> Task details:
Transcribe all of the material exactly. Any picture in it should be left out.
# # # # # # #
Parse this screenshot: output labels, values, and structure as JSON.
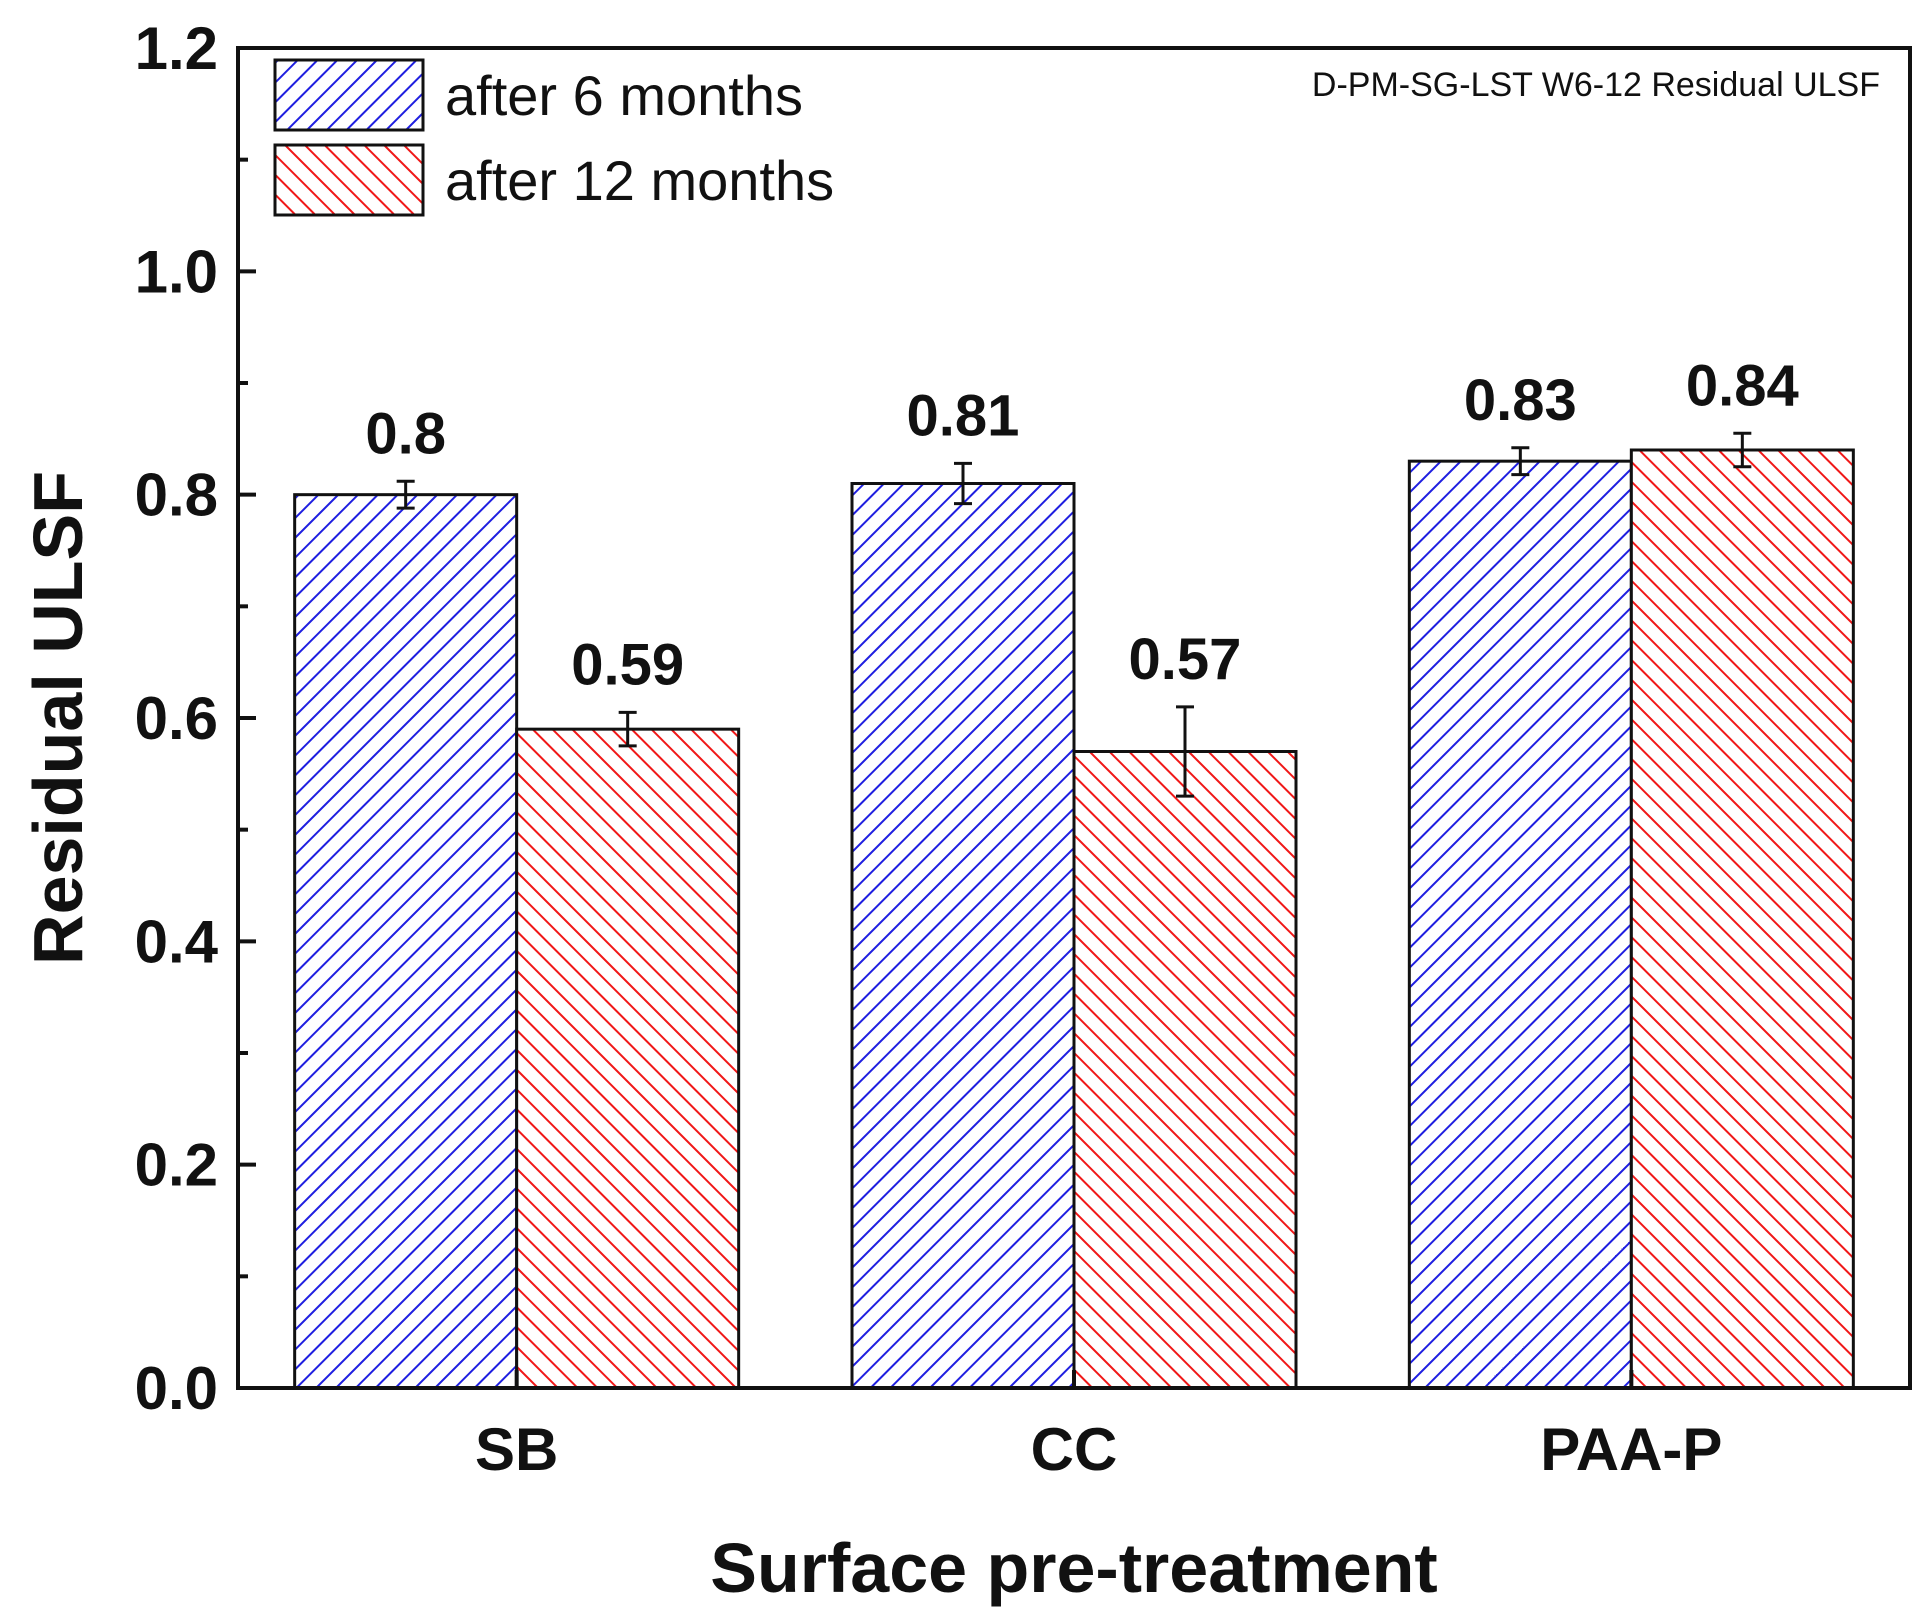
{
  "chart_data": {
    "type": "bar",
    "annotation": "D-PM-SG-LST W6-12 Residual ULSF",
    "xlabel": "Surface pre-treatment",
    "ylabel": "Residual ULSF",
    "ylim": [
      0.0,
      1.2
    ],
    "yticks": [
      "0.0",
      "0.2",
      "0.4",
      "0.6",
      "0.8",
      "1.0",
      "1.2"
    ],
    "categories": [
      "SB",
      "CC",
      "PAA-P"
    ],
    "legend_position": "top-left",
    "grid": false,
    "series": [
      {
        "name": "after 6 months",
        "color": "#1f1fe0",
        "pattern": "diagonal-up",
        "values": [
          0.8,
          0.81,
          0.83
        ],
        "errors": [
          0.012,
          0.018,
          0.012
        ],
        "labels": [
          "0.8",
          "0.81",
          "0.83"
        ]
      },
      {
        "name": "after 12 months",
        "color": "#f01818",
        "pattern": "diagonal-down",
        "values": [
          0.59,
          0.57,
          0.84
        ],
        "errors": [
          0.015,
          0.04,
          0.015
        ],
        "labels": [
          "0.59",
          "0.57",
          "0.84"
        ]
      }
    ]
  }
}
# # # # # # #
> Problem solution:
Parse this screenshot: output labels, values, and structure as JSON.
{
  "chart_data": {
    "type": "bar",
    "annotation": "D-PM-SG-LST W6-12 Residual ULSF",
    "xlabel": "Surface pre-treatment",
    "ylabel": "Residual ULSF",
    "ylim": [
      0.0,
      1.2
    ],
    "yticks": [
      "0.0",
      "0.2",
      "0.4",
      "0.6",
      "0.8",
      "1.0",
      "1.2"
    ],
    "categories": [
      "SB",
      "CC",
      "PAA-P"
    ],
    "legend_position": "top-left",
    "grid": false,
    "series": [
      {
        "name": "after 6 months",
        "color": "#1f1fe0",
        "pattern": "diagonal-up",
        "values": [
          0.8,
          0.81,
          0.83
        ],
        "errors": [
          0.012,
          0.018,
          0.012
        ],
        "labels": [
          "0.8",
          "0.81",
          "0.83"
        ]
      },
      {
        "name": "after 12 months",
        "color": "#f01818",
        "pattern": "diagonal-down",
        "values": [
          0.59,
          0.57,
          0.84
        ],
        "errors": [
          0.015,
          0.04,
          0.015
        ],
        "labels": [
          "0.59",
          "0.57",
          "0.84"
        ]
      }
    ]
  }
}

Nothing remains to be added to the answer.